Give every line below again, exactly.
..........
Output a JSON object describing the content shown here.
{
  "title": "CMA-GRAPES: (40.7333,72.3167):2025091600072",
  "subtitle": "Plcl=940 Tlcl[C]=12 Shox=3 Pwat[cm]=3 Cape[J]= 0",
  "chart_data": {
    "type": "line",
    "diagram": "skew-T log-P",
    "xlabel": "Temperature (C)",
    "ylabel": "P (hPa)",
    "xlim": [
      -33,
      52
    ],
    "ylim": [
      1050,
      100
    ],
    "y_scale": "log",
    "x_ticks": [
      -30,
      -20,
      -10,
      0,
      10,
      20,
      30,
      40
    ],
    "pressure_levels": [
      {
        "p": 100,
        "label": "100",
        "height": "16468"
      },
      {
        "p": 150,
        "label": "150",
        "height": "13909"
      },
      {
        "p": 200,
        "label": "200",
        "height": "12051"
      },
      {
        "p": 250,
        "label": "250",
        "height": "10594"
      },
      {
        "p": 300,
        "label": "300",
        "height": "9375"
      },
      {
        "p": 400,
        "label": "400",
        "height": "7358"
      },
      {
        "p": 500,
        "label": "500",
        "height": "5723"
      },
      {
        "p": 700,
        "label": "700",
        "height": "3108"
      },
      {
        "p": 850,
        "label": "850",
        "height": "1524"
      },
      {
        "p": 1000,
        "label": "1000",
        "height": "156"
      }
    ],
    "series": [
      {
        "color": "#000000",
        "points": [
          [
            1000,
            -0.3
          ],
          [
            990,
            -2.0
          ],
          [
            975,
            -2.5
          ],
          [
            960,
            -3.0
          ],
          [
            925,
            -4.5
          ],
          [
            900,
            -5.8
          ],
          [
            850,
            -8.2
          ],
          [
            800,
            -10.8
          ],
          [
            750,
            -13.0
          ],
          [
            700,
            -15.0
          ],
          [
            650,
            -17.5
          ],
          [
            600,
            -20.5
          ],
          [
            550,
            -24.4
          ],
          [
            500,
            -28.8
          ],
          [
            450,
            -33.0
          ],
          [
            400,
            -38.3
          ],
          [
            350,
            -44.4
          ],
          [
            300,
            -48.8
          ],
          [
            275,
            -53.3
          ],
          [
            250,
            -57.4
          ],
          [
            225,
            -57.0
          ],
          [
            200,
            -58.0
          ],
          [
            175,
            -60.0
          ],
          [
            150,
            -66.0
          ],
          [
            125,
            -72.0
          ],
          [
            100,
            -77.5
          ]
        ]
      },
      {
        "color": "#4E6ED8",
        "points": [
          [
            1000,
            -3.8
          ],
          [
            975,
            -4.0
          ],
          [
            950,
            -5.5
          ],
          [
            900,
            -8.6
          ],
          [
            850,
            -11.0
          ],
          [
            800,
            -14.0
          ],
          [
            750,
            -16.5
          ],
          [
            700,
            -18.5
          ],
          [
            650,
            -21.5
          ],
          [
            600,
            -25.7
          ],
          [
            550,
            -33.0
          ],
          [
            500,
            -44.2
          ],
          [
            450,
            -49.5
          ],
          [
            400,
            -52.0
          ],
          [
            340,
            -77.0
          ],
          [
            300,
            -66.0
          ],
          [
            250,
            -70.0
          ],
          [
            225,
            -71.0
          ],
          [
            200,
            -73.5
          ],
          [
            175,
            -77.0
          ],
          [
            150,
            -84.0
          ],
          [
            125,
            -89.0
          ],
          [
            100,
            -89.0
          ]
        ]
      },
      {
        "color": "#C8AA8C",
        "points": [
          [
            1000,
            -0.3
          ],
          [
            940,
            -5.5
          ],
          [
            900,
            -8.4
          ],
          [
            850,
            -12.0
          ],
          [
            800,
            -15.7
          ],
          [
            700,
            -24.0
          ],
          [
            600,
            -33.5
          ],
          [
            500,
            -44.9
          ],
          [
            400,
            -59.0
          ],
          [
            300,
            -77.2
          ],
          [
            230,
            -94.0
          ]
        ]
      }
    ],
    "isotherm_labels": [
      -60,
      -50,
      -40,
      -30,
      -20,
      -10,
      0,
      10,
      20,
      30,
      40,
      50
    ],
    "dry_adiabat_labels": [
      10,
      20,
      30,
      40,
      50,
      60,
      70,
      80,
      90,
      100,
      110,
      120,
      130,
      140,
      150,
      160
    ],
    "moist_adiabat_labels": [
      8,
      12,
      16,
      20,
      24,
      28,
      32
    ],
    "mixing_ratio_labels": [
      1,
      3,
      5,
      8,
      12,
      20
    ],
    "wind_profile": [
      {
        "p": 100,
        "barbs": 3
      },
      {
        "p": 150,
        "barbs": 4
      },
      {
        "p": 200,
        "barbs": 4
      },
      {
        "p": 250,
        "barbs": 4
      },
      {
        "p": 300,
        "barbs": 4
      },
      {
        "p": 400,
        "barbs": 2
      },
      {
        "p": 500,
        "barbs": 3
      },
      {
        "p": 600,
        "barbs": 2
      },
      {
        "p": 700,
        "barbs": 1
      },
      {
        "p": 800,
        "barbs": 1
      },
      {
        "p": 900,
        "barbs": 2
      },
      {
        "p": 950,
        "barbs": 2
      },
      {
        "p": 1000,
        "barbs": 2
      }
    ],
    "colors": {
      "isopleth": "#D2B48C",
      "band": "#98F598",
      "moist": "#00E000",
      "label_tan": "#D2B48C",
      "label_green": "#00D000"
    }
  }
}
..........
The completed task =>
Output a JSON object describing the content shown here.
{
  "title": "CMA-GRAPES: (40.7333,72.3167):2025091600072",
  "subtitle": "Plcl=940 Tlcl[C]=12 Shox=3 Pwat[cm]=3 Cape[J]= 0",
  "chart_data": {
    "type": "line",
    "diagram": "skew-T log-P",
    "xlabel": "Temperature (C)",
    "ylabel": "P (hPa)",
    "xlim": [
      -33,
      52
    ],
    "ylim": [
      1050,
      100
    ],
    "y_scale": "log",
    "x_ticks": [
      -30,
      -20,
      -10,
      0,
      10,
      20,
      30,
      40
    ],
    "pressure_levels": [
      {
        "p": 100,
        "label": "100",
        "height": "16468"
      },
      {
        "p": 150,
        "label": "150",
        "height": "13909"
      },
      {
        "p": 200,
        "label": "200",
        "height": "12051"
      },
      {
        "p": 250,
        "label": "250",
        "height": "10594"
      },
      {
        "p": 300,
        "label": "300",
        "height": "9375"
      },
      {
        "p": 400,
        "label": "400",
        "height": "7358"
      },
      {
        "p": 500,
        "label": "500",
        "height": "5723"
      },
      {
        "p": 700,
        "label": "700",
        "height": "3108"
      },
      {
        "p": 850,
        "label": "850",
        "height": "1524"
      },
      {
        "p": 1000,
        "label": "1000",
        "height": "156"
      }
    ],
    "series": [
      {
        "color": "#000000",
        "points": [
          [
            1000,
            -0.3
          ],
          [
            990,
            -2.0
          ],
          [
            975,
            -2.5
          ],
          [
            960,
            -3.0
          ],
          [
            925,
            -4.5
          ],
          [
            900,
            -5.8
          ],
          [
            850,
            -8.2
          ],
          [
            800,
            -10.8
          ],
          [
            750,
            -13.0
          ],
          [
            700,
            -15.0
          ],
          [
            650,
            -17.5
          ],
          [
            600,
            -20.5
          ],
          [
            550,
            -24.4
          ],
          [
            500,
            -28.8
          ],
          [
            450,
            -33.0
          ],
          [
            400,
            -38.3
          ],
          [
            350,
            -44.4
          ],
          [
            300,
            -48.8
          ],
          [
            275,
            -53.3
          ],
          [
            250,
            -57.4
          ],
          [
            225,
            -57.0
          ],
          [
            200,
            -58.0
          ],
          [
            175,
            -60.0
          ],
          [
            150,
            -66.0
          ],
          [
            125,
            -72.0
          ],
          [
            100,
            -77.5
          ]
        ]
      },
      {
        "color": "#4E6ED8",
        "points": [
          [
            1000,
            -3.8
          ],
          [
            975,
            -4.0
          ],
          [
            950,
            -5.5
          ],
          [
            900,
            -8.6
          ],
          [
            850,
            -11.0
          ],
          [
            800,
            -14.0
          ],
          [
            750,
            -16.5
          ],
          [
            700,
            -18.5
          ],
          [
            650,
            -21.5
          ],
          [
            600,
            -25.7
          ],
          [
            550,
            -33.0
          ],
          [
            500,
            -44.2
          ],
          [
            450,
            -49.5
          ],
          [
            400,
            -52.0
          ],
          [
            340,
            -77.0
          ],
          [
            300,
            -66.0
          ],
          [
            250,
            -70.0
          ],
          [
            225,
            -71.0
          ],
          [
            200,
            -73.5
          ],
          [
            175,
            -77.0
          ],
          [
            150,
            -84.0
          ],
          [
            125,
            -89.0
          ],
          [
            100,
            -89.0
          ]
        ]
      },
      {
        "color": "#C8AA8C",
        "points": [
          [
            1000,
            -0.3
          ],
          [
            940,
            -5.5
          ],
          [
            900,
            -8.4
          ],
          [
            850,
            -12.0
          ],
          [
            800,
            -15.7
          ],
          [
            700,
            -24.0
          ],
          [
            600,
            -33.5
          ],
          [
            500,
            -44.9
          ],
          [
            400,
            -59.0
          ],
          [
            300,
            -77.2
          ],
          [
            230,
            -94.0
          ]
        ]
      }
    ],
    "isotherm_labels": [
      -60,
      -50,
      -40,
      -30,
      -20,
      -10,
      0,
      10,
      20,
      30,
      40,
      50
    ],
    "dry_adiabat_labels": [
      10,
      20,
      30,
      40,
      50,
      60,
      70,
      80,
      90,
      100,
      110,
      120,
      130,
      140,
      150,
      160
    ],
    "moist_adiabat_labels": [
      8,
      12,
      16,
      20,
      24,
      28,
      32
    ],
    "mixing_ratio_labels": [
      1,
      3,
      5,
      8,
      12,
      20
    ],
    "wind_profile": [
      {
        "p": 100,
        "barbs": 3
      },
      {
        "p": 150,
        "barbs": 4
      },
      {
        "p": 200,
        "barbs": 4
      },
      {
        "p": 250,
        "barbs": 4
      },
      {
        "p": 300,
        "barbs": 4
      },
      {
        "p": 400,
        "barbs": 2
      },
      {
        "p": 500,
        "barbs": 3
      },
      {
        "p": 600,
        "barbs": 2
      },
      {
        "p": 700,
        "barbs": 1
      },
      {
        "p": 800,
        "barbs": 1
      },
      {
        "p": 900,
        "barbs": 2
      },
      {
        "p": 950,
        "barbs": 2
      },
      {
        "p": 1000,
        "barbs": 2
      }
    ],
    "colors": {
      "isopleth": "#D2B48C",
      "band": "#98F598",
      "moist": "#00E000",
      "label_tan": "#D2B48C",
      "label_green": "#00D000"
    }
  }
}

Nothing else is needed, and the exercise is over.